[Records contained in a dataset]

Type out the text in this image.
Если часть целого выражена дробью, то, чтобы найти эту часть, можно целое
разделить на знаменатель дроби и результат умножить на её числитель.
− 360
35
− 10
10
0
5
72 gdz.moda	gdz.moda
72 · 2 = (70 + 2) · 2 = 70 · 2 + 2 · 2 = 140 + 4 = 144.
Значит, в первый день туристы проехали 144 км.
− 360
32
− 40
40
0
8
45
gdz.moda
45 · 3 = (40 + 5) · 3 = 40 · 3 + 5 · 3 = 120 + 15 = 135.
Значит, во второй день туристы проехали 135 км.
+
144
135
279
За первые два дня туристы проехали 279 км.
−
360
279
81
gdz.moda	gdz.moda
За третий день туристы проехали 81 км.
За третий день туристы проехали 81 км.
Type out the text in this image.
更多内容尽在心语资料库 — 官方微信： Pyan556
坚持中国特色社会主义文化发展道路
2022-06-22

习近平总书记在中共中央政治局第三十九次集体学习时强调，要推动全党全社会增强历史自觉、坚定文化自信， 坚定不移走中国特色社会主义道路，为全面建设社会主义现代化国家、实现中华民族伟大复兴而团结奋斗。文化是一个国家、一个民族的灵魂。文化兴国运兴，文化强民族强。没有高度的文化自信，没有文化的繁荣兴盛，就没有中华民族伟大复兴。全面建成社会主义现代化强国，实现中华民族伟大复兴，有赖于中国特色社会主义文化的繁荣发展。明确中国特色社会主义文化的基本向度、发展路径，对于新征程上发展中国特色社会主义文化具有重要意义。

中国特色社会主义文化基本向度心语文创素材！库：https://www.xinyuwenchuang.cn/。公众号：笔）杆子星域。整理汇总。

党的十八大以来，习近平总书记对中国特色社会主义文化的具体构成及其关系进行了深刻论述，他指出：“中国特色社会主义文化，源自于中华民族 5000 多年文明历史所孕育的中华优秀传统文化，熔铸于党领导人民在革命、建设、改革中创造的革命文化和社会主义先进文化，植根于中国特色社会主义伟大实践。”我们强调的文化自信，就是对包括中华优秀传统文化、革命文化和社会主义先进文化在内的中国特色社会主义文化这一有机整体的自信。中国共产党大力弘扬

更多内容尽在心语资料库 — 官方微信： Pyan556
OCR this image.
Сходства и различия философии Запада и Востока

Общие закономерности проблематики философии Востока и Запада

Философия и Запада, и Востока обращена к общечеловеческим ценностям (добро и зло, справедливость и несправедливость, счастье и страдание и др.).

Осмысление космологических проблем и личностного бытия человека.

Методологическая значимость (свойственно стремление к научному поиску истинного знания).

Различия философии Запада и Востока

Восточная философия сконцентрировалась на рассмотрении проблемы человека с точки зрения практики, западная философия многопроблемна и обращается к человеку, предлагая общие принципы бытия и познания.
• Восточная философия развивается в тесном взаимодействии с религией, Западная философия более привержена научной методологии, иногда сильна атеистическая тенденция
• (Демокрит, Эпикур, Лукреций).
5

● Exercise objective: Repeat only what runs from the line holding "OCR this image." to the end of the data, keeping every line exactly as written, first and last included.

● Written reply:
OCR this image.
Сходства и различия философии Запада и Востока

Общие закономерности проблематики философии Востока и Запада

Философия и Запада, и Востока обращена к общечеловеческим ценностям (добро и зло, справедливость и несправедливость, счастье и страдание и др.).

Осмысление космологических проблем и личностного бытия человека.

Методологическая значимость (свойственно стремление к научному поиску истинного знания).

Различия философии Запада и Востока

Восточная философия сконцентрировалась на рассмотрении проблемы человека с точки зрения практики, западная философия многопроблемна и обращается к человеку, предлагая общие принципы бытия и познания.
• Восточная философия развивается в тесном взаимодействии с религией, Западная философия более привержена научной методологии, иногда сильна атеистическая тенденция
• (Демокрит, Эпикур, Лукреций).
5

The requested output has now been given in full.